What is being asked: Quote the entries word for word. Omit the pictures.

Extracted material:
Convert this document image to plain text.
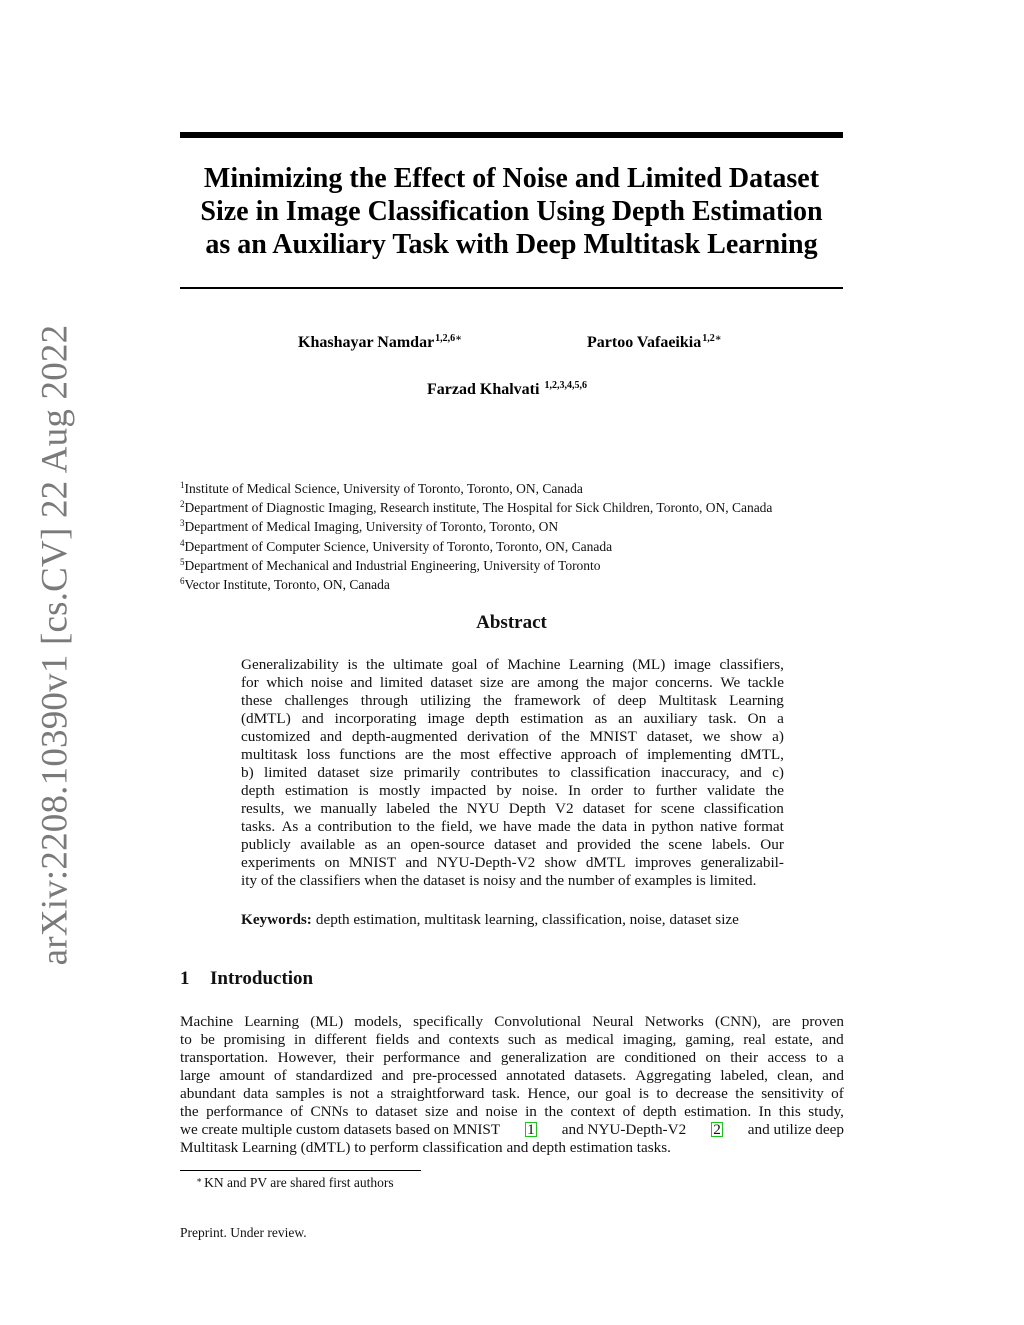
arXiv:2208.10390v1 [cs.CV] 22 Aug 2022
Minimizing the Effect of Noise and Limited Dataset
Size in Image Classification Using Depth Estimation
as an Auxiliary Task with Deep Multitask Learning
Khashayar Namdar$^{1,2,6∗}$	Partoo Vafaeikia$^{1,2∗}$
Farzad Khalvati $^{1,2,3,4,5,6}$
$^1$Institute of Medical Science, University of Toronto, Toronto, ON, Canada
$^2$Department of Diagnostic Imaging, Research institute, The Hospital for Sick Children, Toronto, ON, Canada
$^3$Department of Medical Imaging, University of Toronto, Toronto, ON
$^4$Department of Computer Science, University of Toronto, Toronto, ON, Canada
$^5$Department of Mechanical and Industrial Engineering, University of Toronto
$^6$Vector Institute, Toronto, ON, Canada
Abstract
Generalizability is the ultimate goal of Machine Learning (ML) image classifiers,
for which noise and limited dataset size are among the major concerns. We tackle
these challenges through utilizing the framework of deep Multitask Learning
(dMTL) and incorporating image depth estimation as an auxiliary task. On a
customized and depth-augmented derivation of the MNIST dataset, we show a)
multitask loss functions are the most effective approach of implementing dMTL,
b) limited dataset size primarily contributes to classification inaccuracy, and c)
depth estimation is mostly impacted by noise. In order to further validate the
results, we manually labeled the NYU Depth V2 dataset for scene classification
tasks. As a contribution to the field, we have made the data in python native format
publicly available as an open-source dataset and provided the scene labels. Our
experiments on MNIST and NYU-Depth-V2 show dMTL improves generalizabil-
ity of the classifiers when the dataset is noisy and the number of examples is limited.
Keywords: depth estimation, multitask learning, classification, noise, dataset size
1 Introduction
Machine Learning (ML) models, specifically Convolutional Neural Networks (CNN), are proven
to be promising in different fields and contexts such as medical imaging, gaming, real estate, and
transportation. However, their performance and generalization are conditioned on their access to a
large amount of standardized and pre-processed annotated datasets. Aggregating labeled, clean, and
abundant data samples is not a straightforward task. Hence, our goal is to decrease the sensitivity of
the performance of CNNs to dataset size and noise in the context of depth estimation. In this study,
we create multiple custom datasets based on MNIST 1 and NYU-Depth-V2 2 and utilize deep
Multitask Learning (dMTL) to perform classification and depth estimation tasks.
∗ KN and PV are shared first authors
Preprint. Under review.
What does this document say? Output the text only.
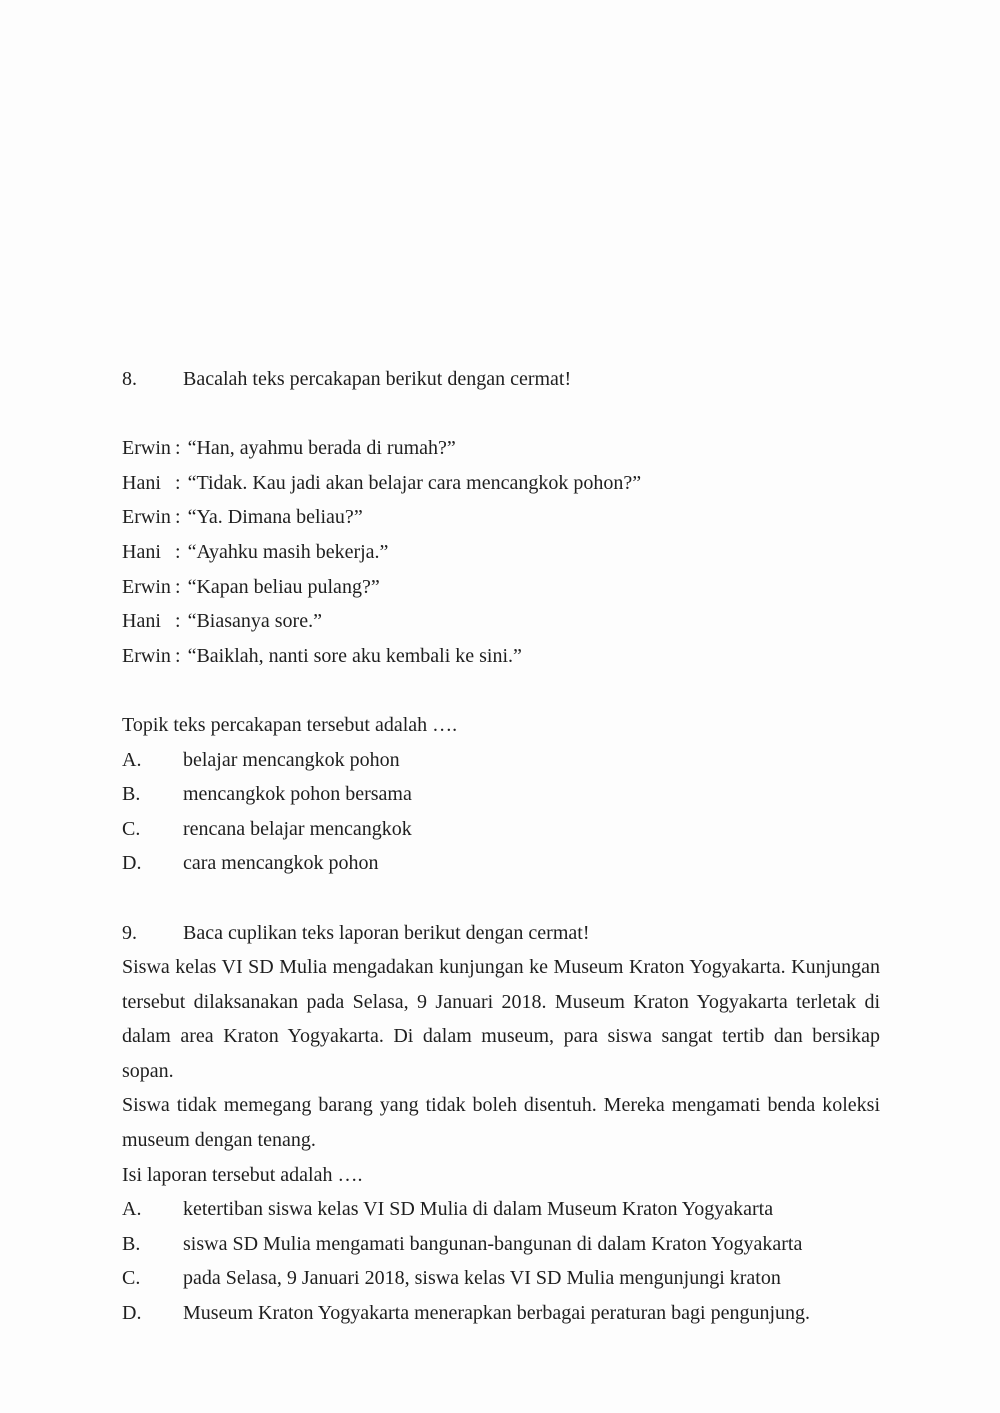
8.	Bacalah teks percakapan berikut dengan cermat!
Erwin : “Han, ayahmu berada di rumah?”
Hani : “Tidak. Kau jadi akan belajar cara mencangkok pohon?”
Erwin : “Ya. Dimana beliau?”
Hani : “Ayahku masih bekerja.”
Erwin : “Kapan beliau pulang?”
Hani : “Biasanya sore.”
Erwin : “Baiklah, nanti sore aku kembali ke sini.”
Topik teks percakapan tersebut adalah ….
A.	belajar mencangkok pohon
B.	mencangkok pohon bersama
C.	rencana belajar mencangkok
D.	cara mencangkok pohon
9.	Baca cuplikan teks laporan berikut dengan cermat!
Siswa kelas VI SD Mulia mengadakan kunjungan ke Museum Kraton Yogyakarta. Kunjungan
tersebut dilaksanakan pada Selasa, 9 Januari 2018. Museum Kraton Yogyakarta terletak di
dalam area Kraton Yogyakarta. Di dalam museum, para siswa sangat tertib dan bersikap sopan.
Siswa tidak memegang barang yang tidak boleh disentuh. Mereka mengamati benda koleksi
museum dengan tenang.
Isi laporan tersebut adalah ….
A.	ketertiban siswa kelas VI SD Mulia di dalam Museum Kraton Yogyakarta
B.	siswa SD Mulia mengamati bangunan-bangunan di dalam Kraton Yogyakarta
C.	pada Selasa, 9 Januari 2018, siswa kelas VI SD Mulia mengunjungi kraton
D.	Museum Kraton Yogyakarta menerapkan berbagai peraturan bagi pengunjung.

The output:
Convert this document image to plain text.
arXiv:2208.10390v1 [cs.CV] 22 Aug 2022
Minimizing the Effect of Noise and Limited Dataset
Size in Image Classification Using Depth Estimation
as an Auxiliary Task with Deep Multitask Learning
Khashayar Namdar$^{1,2,6∗}$	Partoo Vafaeikia$^{1,2∗}$
Farzad Khalvati $^{1,2,3,4,5,6}$
$^1$Institute of Medical Science, University of Toronto, Toronto, ON, Canada
$^2$Department of Diagnostic Imaging, Research institute, The Hospital for Sick Children, Toronto, ON, Canada
$^3$Department of Medical Imaging, University of Toronto, Toronto, ON
$^4$Department of Computer Science, University of Toronto, Toronto, ON, Canada
$^5$Department of Mechanical and Industrial Engineering, University of Toronto
$^6$Vector Institute, Toronto, ON, Canada
Abstract
Generalizability is the ultimate goal of Machine Learning (ML) image classifiers,
for which noise and limited dataset size are among the major concerns. We tackle
these challenges through utilizing the framework of deep Multitask Learning
(dMTL) and incorporating image depth estimation as an auxiliary task. On a
customized and depth-augmented derivation of the MNIST dataset, we show a)
multitask loss functions are the most effective approach of implementing dMTL,
b) limited dataset size primarily contributes to classification inaccuracy, and c)
depth estimation is mostly impacted by noise. In order to further validate the
results, we manually labeled the NYU Depth V2 dataset for scene classification
tasks. As a contribution to the field, we have made the data in python native format
publicly available as an open-source dataset and provided the scene labels. Our
experiments on MNIST and NYU-Depth-V2 show dMTL improves generalizabil-
ity of the classifiers when the dataset is noisy and the number of examples is limited.
Keywords: depth estimation, multitask learning, classification, noise, dataset size
1 Introduction
Machine Learning (ML) models, specifically Convolutional Neural Networks (CNN), are proven
to be promising in different fields and contexts such as medical imaging, gaming, real estate, and
transportation. However, their performance and generalization are conditioned on their access to a
large amount of standardized and pre-processed annotated datasets. Aggregating labeled, clean, and
abundant data samples is not a straightforward task. Hence, our goal is to decrease the sensitivity of
the performance of CNNs to dataset size and noise in the context of depth estimation. In this study,
we create multiple custom datasets based on MNIST 1 and NYU-Depth-V2 2 and utilize deep
Multitask Learning (dMTL) to perform classification and depth estimation tasks.
∗ KN and PV are shared first authors
Preprint. Under review.
What does this document say? Output the text only.
8.	Bacalah teks percakapan berikut dengan cermat!
Erwin : “Han, ayahmu berada di rumah?”
Hani : “Tidak. Kau jadi akan belajar cara mencangkok pohon?”
Erwin : “Ya. Dimana beliau?”
Hani : “Ayahku masih bekerja.”
Erwin : “Kapan beliau pulang?”
Hani : “Biasanya sore.”
Erwin : “Baiklah, nanti sore aku kembali ke sini.”
Topik teks percakapan tersebut adalah ….
A.	belajar mencangkok pohon
B.	mencangkok pohon bersama
C.	rencana belajar mencangkok
D.	cara mencangkok pohon
9.	Baca cuplikan teks laporan berikut dengan cermat!
Siswa kelas VI SD Mulia mengadakan kunjungan ke Museum Kraton Yogyakarta. Kunjungan
tersebut dilaksanakan pada Selasa, 9 Januari 2018. Museum Kraton Yogyakarta terletak di
dalam area Kraton Yogyakarta. Di dalam museum, para siswa sangat tertib dan bersikap sopan.
Siswa tidak memegang barang yang tidak boleh disentuh. Mereka mengamati benda koleksi
museum dengan tenang.
Isi laporan tersebut adalah ….
A.	ketertiban siswa kelas VI SD Mulia di dalam Museum Kraton Yogyakarta
B.	siswa SD Mulia mengamati bangunan-bangunan di dalam Kraton Yogyakarta
C.	pada Selasa, 9 Januari 2018, siswa kelas VI SD Mulia mengunjungi kraton
D.	Museum Kraton Yogyakarta menerapkan berbagai peraturan bagi pengunjung.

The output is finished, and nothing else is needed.